*** MATERIAL FOR THIS EXERCISE

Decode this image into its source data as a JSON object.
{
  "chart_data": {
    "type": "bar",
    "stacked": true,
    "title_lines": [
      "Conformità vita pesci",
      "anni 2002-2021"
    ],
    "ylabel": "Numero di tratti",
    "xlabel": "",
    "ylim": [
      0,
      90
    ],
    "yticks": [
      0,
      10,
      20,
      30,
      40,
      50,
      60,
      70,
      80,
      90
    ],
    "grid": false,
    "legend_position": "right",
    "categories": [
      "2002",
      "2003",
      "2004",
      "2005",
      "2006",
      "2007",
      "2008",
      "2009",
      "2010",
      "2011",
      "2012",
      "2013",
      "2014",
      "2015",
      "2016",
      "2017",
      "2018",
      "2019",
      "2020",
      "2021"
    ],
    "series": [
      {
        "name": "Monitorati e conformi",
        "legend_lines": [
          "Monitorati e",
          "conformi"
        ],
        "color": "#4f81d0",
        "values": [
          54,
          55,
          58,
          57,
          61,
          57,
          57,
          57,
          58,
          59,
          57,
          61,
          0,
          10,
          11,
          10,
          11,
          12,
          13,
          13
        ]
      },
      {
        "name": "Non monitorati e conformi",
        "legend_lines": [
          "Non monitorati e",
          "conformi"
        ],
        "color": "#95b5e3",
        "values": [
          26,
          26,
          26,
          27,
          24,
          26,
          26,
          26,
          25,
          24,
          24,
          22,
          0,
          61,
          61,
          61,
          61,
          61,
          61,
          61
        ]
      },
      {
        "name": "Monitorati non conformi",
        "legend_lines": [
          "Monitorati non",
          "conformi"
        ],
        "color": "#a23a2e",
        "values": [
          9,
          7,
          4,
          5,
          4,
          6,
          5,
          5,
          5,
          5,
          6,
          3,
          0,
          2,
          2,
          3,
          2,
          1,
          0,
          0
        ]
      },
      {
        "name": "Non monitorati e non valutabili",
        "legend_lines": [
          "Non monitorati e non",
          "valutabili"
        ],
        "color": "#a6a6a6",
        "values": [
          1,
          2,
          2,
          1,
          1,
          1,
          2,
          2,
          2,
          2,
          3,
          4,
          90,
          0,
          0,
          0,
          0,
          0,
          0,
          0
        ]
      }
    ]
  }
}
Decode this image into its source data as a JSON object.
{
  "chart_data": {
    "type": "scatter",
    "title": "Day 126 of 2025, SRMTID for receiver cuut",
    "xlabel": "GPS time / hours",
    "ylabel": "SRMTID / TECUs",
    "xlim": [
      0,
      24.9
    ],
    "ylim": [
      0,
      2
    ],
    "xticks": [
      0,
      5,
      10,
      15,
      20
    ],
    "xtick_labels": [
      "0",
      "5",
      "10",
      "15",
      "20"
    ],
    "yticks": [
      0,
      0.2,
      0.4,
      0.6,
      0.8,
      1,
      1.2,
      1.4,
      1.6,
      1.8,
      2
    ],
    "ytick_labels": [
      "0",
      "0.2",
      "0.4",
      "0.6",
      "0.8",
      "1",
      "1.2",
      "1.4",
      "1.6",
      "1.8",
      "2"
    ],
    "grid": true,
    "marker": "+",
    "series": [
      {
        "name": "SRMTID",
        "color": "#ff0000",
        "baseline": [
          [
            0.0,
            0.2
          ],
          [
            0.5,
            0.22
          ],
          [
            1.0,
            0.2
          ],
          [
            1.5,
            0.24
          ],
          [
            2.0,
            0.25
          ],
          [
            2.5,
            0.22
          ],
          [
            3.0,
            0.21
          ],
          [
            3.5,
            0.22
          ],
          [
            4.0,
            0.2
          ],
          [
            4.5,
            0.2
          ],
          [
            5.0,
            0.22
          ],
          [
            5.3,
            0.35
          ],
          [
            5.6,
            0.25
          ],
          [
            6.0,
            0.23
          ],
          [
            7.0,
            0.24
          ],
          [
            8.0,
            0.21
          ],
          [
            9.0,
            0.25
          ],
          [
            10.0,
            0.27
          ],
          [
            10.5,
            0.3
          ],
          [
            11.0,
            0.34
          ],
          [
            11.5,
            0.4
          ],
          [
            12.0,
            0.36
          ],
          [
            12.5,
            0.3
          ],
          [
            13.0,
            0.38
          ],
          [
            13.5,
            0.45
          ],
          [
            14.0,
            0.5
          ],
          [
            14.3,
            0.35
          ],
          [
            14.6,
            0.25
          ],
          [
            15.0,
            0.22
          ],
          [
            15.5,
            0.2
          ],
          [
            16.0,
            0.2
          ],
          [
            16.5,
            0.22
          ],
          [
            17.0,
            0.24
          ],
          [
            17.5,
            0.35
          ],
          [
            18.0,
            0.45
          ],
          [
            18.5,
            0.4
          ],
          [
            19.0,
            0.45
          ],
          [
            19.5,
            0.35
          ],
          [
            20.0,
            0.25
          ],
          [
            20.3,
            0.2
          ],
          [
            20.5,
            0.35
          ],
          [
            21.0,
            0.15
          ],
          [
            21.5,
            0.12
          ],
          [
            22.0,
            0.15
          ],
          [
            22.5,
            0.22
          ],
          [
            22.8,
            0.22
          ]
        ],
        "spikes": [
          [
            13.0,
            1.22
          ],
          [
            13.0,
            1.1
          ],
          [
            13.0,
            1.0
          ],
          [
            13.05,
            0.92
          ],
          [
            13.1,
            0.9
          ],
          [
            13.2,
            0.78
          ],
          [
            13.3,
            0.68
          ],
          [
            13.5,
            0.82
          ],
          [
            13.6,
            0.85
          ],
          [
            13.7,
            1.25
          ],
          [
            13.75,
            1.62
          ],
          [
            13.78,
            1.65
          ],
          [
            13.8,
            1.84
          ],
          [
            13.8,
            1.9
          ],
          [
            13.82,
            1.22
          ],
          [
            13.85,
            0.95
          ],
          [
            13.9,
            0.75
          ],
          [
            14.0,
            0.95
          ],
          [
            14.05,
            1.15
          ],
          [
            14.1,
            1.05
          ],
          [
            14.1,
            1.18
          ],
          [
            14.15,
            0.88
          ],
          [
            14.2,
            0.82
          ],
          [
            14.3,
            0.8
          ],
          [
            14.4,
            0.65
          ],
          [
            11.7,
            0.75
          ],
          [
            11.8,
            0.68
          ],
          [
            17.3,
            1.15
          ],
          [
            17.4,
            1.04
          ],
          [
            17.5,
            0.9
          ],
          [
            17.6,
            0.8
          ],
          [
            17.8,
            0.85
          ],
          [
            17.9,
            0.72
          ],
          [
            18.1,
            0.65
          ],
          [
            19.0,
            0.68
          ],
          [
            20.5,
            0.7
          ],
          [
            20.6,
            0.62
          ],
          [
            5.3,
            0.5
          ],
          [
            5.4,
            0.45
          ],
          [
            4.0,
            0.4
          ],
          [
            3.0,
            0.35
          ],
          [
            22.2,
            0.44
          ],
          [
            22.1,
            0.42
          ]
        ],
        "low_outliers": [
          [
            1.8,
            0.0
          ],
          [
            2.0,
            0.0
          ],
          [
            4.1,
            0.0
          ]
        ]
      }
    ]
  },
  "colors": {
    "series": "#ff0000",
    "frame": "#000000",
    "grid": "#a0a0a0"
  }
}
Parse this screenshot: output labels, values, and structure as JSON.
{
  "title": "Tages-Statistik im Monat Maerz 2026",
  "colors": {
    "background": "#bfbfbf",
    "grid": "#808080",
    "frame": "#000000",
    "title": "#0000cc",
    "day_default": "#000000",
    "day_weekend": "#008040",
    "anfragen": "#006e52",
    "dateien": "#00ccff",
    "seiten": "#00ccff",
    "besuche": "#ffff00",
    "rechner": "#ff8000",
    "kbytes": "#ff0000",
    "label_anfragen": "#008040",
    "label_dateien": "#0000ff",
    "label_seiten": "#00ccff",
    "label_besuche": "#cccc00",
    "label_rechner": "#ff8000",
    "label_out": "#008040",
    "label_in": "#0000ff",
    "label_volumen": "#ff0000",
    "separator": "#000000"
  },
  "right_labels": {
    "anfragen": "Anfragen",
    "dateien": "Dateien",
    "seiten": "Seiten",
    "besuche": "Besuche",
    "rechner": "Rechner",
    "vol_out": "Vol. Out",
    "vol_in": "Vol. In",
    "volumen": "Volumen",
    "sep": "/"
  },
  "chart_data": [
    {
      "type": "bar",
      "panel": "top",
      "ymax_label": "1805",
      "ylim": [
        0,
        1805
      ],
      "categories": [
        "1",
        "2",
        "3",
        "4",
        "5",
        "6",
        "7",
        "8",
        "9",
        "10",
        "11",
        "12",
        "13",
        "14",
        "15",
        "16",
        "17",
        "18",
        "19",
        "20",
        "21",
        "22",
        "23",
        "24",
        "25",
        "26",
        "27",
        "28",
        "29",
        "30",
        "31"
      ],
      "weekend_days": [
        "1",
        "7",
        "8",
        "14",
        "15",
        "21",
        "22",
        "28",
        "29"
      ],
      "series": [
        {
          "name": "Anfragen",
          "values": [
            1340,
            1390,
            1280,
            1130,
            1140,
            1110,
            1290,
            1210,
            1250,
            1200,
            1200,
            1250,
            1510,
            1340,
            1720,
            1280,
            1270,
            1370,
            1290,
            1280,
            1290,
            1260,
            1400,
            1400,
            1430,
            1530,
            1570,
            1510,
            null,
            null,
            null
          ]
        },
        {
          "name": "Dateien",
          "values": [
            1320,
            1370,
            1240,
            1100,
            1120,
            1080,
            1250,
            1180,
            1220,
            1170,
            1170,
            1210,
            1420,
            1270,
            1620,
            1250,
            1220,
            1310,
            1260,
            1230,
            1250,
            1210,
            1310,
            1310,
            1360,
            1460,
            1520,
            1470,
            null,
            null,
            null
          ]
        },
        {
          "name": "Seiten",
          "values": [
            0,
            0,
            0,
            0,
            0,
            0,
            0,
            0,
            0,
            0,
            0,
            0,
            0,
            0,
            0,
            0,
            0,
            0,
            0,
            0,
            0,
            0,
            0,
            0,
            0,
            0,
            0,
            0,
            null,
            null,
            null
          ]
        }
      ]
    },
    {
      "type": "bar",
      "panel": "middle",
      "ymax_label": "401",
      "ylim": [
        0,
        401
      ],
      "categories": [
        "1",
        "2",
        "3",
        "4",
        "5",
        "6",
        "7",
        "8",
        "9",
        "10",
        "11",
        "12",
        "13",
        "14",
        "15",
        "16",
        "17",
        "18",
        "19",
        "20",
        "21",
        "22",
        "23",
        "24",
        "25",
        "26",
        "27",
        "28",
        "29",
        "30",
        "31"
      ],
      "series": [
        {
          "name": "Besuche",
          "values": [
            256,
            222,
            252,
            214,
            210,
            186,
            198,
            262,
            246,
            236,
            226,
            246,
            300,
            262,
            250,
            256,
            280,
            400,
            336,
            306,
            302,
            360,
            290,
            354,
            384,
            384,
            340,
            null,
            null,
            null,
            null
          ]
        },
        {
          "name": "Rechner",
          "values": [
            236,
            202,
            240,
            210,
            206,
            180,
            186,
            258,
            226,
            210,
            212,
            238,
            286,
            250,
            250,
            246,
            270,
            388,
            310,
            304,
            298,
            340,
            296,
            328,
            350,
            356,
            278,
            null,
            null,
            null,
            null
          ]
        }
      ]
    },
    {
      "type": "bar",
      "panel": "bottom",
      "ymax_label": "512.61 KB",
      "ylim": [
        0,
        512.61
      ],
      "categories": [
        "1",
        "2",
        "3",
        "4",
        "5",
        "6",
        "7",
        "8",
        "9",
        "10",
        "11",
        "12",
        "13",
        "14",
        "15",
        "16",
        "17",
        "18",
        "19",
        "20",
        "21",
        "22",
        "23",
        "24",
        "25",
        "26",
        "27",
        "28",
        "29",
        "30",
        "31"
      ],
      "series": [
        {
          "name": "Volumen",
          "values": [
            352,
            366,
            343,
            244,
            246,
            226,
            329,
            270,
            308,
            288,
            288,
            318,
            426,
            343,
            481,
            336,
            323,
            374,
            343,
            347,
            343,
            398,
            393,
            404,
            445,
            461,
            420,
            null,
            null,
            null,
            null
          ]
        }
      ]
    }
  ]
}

******

AIM OF THE EXERCISE
Copy out all lines above that include the string "panel".

THE COMPLETED TASK
      "panel": "top",
      "panel": "middle",
      "panel": "bottom",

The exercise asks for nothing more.